Locate all lines with the word "label". Copy them.

>> BEGIN LISTING

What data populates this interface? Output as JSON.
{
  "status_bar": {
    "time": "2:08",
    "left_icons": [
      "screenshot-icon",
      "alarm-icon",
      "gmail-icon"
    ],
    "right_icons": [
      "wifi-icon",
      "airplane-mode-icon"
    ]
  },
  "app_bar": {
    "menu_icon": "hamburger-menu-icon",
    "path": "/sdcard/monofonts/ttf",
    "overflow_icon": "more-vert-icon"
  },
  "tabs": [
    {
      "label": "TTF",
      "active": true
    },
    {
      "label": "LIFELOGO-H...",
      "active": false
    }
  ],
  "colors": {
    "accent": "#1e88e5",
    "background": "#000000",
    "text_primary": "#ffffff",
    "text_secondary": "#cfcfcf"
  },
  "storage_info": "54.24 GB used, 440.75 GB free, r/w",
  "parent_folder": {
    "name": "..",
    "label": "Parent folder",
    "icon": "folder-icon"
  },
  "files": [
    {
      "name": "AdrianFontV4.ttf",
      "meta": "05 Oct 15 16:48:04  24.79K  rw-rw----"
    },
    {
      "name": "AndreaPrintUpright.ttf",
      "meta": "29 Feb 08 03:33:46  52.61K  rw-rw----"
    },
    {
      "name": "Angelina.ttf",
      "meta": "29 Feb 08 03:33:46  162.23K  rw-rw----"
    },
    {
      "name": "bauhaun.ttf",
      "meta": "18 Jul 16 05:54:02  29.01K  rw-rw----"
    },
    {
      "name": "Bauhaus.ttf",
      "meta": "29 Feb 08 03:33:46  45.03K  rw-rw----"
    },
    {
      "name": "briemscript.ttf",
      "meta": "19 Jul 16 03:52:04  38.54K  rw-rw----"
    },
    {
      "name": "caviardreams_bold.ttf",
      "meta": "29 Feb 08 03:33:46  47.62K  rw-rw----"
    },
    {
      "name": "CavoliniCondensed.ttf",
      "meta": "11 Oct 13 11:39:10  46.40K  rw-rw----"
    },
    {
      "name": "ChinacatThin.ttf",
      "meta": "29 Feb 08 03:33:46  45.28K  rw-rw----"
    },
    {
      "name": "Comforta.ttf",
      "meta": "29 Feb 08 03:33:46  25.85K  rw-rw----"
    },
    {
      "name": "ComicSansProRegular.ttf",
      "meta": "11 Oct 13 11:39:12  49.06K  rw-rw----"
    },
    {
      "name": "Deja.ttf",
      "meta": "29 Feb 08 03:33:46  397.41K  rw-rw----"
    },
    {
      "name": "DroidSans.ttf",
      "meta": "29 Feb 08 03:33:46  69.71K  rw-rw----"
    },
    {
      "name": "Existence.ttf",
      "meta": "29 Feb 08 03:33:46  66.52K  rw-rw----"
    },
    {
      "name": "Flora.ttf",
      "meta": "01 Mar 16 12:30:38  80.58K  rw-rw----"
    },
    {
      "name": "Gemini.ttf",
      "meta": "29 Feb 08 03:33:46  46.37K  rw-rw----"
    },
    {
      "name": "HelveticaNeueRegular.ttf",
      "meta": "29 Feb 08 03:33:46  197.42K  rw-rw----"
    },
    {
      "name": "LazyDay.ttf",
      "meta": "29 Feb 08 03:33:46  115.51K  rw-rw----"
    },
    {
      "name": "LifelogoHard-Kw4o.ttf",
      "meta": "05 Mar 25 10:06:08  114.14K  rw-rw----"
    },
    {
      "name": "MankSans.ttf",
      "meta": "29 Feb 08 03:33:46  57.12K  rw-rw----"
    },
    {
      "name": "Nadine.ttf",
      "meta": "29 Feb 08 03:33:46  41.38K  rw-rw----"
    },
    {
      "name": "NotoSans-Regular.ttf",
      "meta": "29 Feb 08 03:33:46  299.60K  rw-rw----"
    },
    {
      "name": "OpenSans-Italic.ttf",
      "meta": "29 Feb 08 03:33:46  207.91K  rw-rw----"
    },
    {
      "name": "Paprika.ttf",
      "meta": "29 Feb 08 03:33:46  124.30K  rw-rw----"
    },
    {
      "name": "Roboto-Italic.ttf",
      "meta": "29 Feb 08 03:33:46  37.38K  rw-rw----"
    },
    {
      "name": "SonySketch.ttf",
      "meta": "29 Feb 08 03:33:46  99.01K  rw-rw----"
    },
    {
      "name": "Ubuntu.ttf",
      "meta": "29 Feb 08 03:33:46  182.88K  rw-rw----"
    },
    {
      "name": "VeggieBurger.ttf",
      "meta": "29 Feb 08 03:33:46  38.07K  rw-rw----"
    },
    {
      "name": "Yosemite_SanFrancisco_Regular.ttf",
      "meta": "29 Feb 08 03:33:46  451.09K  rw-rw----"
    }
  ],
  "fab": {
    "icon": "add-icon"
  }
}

>> END LISTING

> _EXPECTED ANSWER_
      "label": "TTF",
      "label": "LIFELOGO-H...",
    "label": "Parent folder",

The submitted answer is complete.